§ Given records
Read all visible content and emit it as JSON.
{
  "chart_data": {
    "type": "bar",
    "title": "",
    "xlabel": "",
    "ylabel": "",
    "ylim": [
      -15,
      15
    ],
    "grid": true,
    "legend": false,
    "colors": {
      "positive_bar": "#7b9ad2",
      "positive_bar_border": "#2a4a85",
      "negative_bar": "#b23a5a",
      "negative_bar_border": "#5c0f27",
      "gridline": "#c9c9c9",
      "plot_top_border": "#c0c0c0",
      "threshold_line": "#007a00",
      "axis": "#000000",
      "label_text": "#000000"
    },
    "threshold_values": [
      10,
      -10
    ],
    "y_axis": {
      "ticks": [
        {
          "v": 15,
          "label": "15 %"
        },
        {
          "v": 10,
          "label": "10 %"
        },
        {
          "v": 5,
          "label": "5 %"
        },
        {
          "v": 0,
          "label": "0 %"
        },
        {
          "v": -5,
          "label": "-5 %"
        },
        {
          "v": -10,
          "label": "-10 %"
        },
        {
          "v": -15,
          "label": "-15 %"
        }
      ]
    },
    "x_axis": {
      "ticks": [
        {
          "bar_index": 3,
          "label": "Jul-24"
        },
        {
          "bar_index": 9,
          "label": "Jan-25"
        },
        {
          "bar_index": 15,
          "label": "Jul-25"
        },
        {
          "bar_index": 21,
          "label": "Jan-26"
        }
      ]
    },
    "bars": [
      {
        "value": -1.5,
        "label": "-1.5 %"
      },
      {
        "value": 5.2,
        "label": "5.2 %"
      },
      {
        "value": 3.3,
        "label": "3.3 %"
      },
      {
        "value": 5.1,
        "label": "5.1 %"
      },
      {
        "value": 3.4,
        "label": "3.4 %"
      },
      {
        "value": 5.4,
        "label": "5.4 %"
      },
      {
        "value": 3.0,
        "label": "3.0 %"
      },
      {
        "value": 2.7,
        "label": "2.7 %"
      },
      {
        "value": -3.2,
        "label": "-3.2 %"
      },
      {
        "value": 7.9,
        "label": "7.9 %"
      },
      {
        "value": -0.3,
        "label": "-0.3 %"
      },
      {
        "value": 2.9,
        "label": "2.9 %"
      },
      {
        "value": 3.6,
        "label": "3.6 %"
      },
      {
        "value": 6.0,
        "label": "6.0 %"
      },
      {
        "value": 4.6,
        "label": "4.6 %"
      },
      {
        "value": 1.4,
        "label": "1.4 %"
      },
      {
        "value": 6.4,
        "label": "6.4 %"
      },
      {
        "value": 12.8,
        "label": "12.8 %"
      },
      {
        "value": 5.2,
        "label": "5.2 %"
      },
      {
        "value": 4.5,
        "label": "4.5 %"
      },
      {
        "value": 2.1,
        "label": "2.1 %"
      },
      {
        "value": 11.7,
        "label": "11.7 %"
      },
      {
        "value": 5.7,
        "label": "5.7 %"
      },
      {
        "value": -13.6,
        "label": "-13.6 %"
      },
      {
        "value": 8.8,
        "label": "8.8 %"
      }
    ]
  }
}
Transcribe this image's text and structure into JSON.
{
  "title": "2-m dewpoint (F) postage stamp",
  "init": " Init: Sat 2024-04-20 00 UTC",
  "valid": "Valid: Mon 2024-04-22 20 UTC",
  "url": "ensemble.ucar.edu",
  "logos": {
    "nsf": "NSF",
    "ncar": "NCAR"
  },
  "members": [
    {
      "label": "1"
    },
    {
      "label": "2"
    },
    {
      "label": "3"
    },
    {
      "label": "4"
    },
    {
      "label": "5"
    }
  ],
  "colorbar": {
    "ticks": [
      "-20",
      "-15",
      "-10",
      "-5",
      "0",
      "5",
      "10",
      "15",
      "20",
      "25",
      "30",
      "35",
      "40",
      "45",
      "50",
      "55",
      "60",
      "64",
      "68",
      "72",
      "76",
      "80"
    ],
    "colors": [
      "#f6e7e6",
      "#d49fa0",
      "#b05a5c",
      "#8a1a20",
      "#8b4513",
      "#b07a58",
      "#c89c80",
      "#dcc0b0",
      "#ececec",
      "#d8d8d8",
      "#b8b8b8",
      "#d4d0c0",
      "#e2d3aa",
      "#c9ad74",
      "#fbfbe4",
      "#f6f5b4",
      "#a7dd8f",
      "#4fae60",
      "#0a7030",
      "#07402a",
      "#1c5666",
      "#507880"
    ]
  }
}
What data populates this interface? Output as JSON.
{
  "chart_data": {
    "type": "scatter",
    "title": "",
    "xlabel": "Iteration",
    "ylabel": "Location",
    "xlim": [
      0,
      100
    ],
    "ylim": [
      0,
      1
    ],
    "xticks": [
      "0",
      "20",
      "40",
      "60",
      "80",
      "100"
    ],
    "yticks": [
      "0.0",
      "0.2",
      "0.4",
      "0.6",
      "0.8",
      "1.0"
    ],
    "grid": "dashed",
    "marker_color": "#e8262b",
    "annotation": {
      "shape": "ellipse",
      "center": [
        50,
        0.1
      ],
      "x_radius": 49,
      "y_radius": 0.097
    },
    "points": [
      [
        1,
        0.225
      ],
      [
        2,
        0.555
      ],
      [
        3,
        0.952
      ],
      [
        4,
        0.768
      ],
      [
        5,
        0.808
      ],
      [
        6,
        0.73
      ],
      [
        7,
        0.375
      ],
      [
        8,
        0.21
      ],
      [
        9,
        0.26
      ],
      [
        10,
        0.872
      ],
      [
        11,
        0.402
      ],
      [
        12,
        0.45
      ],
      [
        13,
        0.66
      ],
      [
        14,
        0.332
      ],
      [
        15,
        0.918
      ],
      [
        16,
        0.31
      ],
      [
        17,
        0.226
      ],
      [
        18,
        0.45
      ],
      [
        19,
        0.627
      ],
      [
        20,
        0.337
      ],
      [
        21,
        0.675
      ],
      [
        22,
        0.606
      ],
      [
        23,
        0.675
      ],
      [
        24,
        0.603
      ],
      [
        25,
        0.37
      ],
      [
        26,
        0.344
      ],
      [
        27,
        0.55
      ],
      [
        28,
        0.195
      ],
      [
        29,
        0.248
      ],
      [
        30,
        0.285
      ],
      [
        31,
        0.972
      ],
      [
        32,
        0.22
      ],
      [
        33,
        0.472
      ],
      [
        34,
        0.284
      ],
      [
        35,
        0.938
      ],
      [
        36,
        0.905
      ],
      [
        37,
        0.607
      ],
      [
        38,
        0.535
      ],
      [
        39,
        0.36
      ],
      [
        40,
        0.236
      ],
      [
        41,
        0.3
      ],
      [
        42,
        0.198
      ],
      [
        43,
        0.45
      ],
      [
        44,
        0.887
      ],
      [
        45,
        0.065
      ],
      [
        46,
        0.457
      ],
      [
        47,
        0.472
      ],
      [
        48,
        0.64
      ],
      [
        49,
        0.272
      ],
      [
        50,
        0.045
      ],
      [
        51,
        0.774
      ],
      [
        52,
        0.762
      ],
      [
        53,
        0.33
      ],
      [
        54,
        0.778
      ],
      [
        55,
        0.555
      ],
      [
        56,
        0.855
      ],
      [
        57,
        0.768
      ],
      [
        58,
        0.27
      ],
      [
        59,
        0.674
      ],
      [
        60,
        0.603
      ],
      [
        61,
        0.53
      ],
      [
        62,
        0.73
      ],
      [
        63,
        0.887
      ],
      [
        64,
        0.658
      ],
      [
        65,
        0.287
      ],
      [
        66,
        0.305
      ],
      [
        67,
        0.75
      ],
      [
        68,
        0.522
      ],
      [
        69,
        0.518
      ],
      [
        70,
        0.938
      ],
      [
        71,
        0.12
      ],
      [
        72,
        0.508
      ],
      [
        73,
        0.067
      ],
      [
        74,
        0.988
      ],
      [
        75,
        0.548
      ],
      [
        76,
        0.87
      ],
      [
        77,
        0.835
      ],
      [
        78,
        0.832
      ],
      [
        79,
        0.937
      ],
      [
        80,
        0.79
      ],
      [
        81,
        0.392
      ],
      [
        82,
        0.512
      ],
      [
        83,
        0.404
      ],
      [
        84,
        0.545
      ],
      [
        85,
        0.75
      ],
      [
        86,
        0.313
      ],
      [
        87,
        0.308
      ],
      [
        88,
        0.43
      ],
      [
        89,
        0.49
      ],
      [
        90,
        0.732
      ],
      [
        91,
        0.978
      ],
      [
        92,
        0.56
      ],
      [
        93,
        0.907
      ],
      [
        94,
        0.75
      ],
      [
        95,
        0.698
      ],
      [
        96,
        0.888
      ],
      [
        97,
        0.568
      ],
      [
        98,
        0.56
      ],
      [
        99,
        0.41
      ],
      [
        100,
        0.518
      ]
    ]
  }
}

§ What you will do
Scan the material above. Extract every line in which the word "this" occurs.

§ Expected answer
Transcribe this image's text and structure into JSON.
What data populates this interface? Output as JSON.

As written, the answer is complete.